> REQUIREMENTS
Would you return all of this data exactly, leaving nothing out?
#### EXCERPTED RECORDS
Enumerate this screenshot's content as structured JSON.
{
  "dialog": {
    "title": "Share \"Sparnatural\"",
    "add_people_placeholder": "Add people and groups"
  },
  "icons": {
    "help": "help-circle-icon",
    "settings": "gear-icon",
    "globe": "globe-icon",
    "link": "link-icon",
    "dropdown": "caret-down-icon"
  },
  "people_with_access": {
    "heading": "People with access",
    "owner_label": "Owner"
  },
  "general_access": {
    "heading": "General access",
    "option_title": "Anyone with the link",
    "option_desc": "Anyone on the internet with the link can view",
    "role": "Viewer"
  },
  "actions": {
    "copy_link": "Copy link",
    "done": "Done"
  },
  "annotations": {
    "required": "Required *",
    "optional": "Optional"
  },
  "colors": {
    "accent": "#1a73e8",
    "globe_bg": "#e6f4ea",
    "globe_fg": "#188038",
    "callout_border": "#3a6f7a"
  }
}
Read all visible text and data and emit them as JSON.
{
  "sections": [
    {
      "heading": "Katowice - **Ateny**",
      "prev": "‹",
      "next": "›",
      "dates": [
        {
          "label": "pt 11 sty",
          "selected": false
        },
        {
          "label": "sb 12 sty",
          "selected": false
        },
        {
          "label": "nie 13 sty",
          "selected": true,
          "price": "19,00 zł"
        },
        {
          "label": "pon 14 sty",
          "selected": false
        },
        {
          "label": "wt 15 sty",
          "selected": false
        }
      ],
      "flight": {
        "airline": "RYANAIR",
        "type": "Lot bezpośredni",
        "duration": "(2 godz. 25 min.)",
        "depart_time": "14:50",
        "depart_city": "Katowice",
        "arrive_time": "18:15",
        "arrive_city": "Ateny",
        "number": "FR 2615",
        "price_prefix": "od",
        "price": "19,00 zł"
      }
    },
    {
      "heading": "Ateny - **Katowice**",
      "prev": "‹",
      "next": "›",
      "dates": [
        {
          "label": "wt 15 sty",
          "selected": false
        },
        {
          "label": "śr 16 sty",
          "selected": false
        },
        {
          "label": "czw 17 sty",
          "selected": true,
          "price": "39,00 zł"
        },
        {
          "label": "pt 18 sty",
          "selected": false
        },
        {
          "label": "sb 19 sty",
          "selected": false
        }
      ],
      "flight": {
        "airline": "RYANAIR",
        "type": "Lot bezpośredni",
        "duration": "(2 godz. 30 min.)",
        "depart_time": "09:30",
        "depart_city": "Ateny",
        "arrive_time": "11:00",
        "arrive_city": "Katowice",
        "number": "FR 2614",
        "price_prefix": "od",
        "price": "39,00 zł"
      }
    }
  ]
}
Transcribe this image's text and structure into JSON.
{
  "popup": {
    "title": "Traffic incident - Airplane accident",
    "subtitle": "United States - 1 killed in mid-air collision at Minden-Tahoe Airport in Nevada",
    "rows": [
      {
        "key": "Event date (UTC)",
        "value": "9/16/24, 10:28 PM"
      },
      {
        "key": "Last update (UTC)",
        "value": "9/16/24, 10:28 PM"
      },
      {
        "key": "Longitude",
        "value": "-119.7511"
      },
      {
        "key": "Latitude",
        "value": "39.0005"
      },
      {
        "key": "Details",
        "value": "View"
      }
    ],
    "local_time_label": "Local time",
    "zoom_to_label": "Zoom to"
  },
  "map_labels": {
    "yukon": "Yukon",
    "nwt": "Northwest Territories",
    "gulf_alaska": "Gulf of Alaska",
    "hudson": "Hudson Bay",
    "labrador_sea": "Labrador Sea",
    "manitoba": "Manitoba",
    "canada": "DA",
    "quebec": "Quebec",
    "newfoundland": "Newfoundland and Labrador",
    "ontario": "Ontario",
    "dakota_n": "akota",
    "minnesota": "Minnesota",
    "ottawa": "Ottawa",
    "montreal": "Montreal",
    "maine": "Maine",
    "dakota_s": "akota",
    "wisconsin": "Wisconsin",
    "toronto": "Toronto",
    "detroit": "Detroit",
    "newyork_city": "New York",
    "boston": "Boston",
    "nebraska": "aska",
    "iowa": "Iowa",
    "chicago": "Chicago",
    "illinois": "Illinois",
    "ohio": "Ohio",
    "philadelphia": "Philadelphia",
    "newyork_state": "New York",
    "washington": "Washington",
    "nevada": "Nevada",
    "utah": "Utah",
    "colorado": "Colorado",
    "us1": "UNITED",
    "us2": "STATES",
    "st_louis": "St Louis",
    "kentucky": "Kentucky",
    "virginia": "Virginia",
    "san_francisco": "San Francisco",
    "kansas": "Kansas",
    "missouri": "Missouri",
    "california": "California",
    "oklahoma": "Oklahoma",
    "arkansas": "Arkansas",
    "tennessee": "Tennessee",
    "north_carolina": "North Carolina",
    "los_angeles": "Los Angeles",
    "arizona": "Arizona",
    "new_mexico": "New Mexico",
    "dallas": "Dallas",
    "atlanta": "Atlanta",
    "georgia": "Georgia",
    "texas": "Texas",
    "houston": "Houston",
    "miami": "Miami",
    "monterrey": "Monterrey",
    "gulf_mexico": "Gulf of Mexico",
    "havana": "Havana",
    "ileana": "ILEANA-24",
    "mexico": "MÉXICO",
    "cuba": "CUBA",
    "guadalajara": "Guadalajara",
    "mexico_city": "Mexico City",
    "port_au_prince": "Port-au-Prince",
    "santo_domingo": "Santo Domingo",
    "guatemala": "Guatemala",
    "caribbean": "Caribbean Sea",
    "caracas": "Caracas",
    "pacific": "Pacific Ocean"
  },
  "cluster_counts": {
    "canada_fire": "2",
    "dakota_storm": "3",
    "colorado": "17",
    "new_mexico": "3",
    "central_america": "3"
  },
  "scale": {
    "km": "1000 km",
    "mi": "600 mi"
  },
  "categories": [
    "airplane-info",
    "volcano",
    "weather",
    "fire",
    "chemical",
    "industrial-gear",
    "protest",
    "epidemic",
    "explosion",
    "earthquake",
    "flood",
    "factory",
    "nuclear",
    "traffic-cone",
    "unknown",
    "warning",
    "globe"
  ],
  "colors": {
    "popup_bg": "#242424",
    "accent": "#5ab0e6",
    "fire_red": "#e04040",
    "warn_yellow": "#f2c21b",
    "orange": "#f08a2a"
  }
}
########
> CORRECT RESPONSE
Enumerate this screenshot's content as structured JSON.
{
  "dialog": {
    "title": "Share \"Sparnatural\"",
    "add_people_placeholder": "Add people and groups"
  },
  "icons": {
    "help": "help-circle-icon",
    "settings": "gear-icon",
    "globe": "globe-icon",
    "link": "link-icon",
    "dropdown": "caret-down-icon"
  },
  "people_with_access": {
    "heading": "People with access",
    "owner_label": "Owner"
  },
  "general_access": {
    "heading": "General access",
    "option_title": "Anyone with the link",
    "option_desc": "Anyone on the internet with the link can view",
    "role": "Viewer"
  },
  "actions": {
    "copy_link": "Copy link",
    "done": "Done"
  },
  "annotations": {
    "required": "Required *",
    "optional": "Optional"
  },
  "colors": {
    "accent": "#1a73e8",
    "globe_bg": "#e6f4ea",
    "globe_fg": "#188038",
    "callout_border": "#3a6f7a"
  }
}
Read all visible text and data and emit them as JSON.
{
  "sections": [
    {
      "heading": "Katowice - **Ateny**",
      "prev": "‹",
      "next": "›",
      "dates": [
        {
          "label": "pt 11 sty",
          "selected": false
        },
        {
          "label": "sb 12 sty",
          "selected": false
        },
        {
          "label": "nie 13 sty",
          "selected": true,
          "price": "19,00 zł"
        },
        {
          "label": "pon 14 sty",
          "selected": false
        },
        {
          "label": "wt 15 sty",
          "selected": false
        }
      ],
      "flight": {
        "airline": "RYANAIR",
        "type": "Lot bezpośredni",
        "duration": "(2 godz. 25 min.)",
        "depart_time": "14:50",
        "depart_city": "Katowice",
        "arrive_time": "18:15",
        "arrive_city": "Ateny",
        "number": "FR 2615",
        "price_prefix": "od",
        "price": "19,00 zł"
      }
    },
    {
      "heading": "Ateny - **Katowice**",
      "prev": "‹",
      "next": "›",
      "dates": [
        {
          "label": "wt 15 sty",
          "selected": false
        },
        {
          "label": "śr 16 sty",
          "selected": false
        },
        {
          "label": "czw 17 sty",
          "selected": true,
          "price": "39,00 zł"
        },
        {
          "label": "pt 18 sty",
          "selected": false
        },
        {
          "label": "sb 19 sty",
          "selected": false
        }
      ],
      "flight": {
        "airline": "RYANAIR",
        "type": "Lot bezpośredni",
        "duration": "(2 godz. 30 min.)",
        "depart_time": "09:30",
        "depart_city": "Ateny",
        "arrive_time": "11:00",
        "arrive_city": "Katowice",
        "number": "FR 2614",
        "price_prefix": "od",
        "price": "39,00 zł"
      }
    }
  ]
}
Transcribe this image's text and structure into JSON.
{
  "popup": {
    "title": "Traffic incident - Airplane accident",
    "subtitle": "United States - 1 killed in mid-air collision at Minden-Tahoe Airport in Nevada",
    "rows": [
      {
        "key": "Event date (UTC)",
        "value": "9/16/24, 10:28 PM"
      },
      {
        "key": "Last update (UTC)",
        "value": "9/16/24, 10:28 PM"
      },
      {
        "key": "Longitude",
        "value": "-119.7511"
      },
      {
        "key": "Latitude",
        "value": "39.0005"
      },
      {
        "key": "Details",
        "value": "View"
      }
    ],
    "local_time_label": "Local time",
    "zoom_to_label": "Zoom to"
  },
  "map_labels": {
    "yukon": "Yukon",
    "nwt": "Northwest Territories",
    "gulf_alaska": "Gulf of Alaska",
    "hudson": "Hudson Bay",
    "labrador_sea": "Labrador Sea",
    "manitoba": "Manitoba",
    "canada": "DA",
    "quebec": "Quebec",
    "newfoundland": "Newfoundland and Labrador",
    "ontario": "Ontario",
    "dakota_n": "akota",
    "minnesota": "Minnesota",
    "ottawa": "Ottawa",
    "montreal": "Montreal",
    "maine": "Maine",
    "dakota_s": "akota",
    "wisconsin": "Wisconsin",
    "toronto": "Toronto",
    "detroit": "Detroit",
    "newyork_city": "New York",
    "boston": "Boston",
    "nebraska": "aska",
    "iowa": "Iowa",
    "chicago": "Chicago",
    "illinois": "Illinois",
    "ohio": "Ohio",
    "philadelphia": "Philadelphia",
    "newyork_state": "New York",
    "washington": "Washington",
    "nevada": "Nevada",
    "utah": "Utah",
    "colorado": "Colorado",
    "us1": "UNITED",
    "us2": "STATES",
    "st_louis": "St Louis",
    "kentucky": "Kentucky",
    "virginia": "Virginia",
    "san_francisco": "San Francisco",
    "kansas": "Kansas",
    "missouri": "Missouri",
    "california": "California",
    "oklahoma": "Oklahoma",
    "arkansas": "Arkansas",
    "tennessee": "Tennessee",
    "north_carolina": "North Carolina",
    "los_angeles": "Los Angeles",
    "arizona": "Arizona",
    "new_mexico": "New Mexico",
    "dallas": "Dallas",
    "atlanta": "Atlanta",
    "georgia": "Georgia",
    "texas": "Texas",
    "houston": "Houston",
    "miami": "Miami",
    "monterrey": "Monterrey",
    "gulf_mexico": "Gulf of Mexico",
    "havana": "Havana",
    "ileana": "ILEANA-24",
    "mexico": "MÉXICO",
    "cuba": "CUBA",
    "guadalajara": "Guadalajara",
    "mexico_city": "Mexico City",
    "port_au_prince": "Port-au-Prince",
    "santo_domingo": "Santo Domingo",
    "guatemala": "Guatemala",
    "caribbean": "Caribbean Sea",
    "caracas": "Caracas",
    "pacific": "Pacific Ocean"
  },
  "cluster_counts": {
    "canada_fire": "2",
    "dakota_storm": "3",
    "colorado": "17",
    "new_mexico": "3",
    "central_america": "3"
  },
  "scale": {
    "km": "1000 km",
    "mi": "600 mi"
  },
  "categories": [
    "airplane-info",
    "volcano",
    "weather",
    "fire",
    "chemical",
    "industrial-gear",
    "protest",
    "epidemic",
    "explosion",
    "earthquake",
    "flood",
    "factory",
    "nuclear",
    "traffic-cone",
    "unknown",
    "warning",
    "globe"
  ],
  "colors": {
    "popup_bg": "#242424",
    "accent": "#5ab0e6",
    "fire_red": "#e04040",
    "warn_yellow": "#f2c21b",
    "orange": "#f08a2a"
  }
}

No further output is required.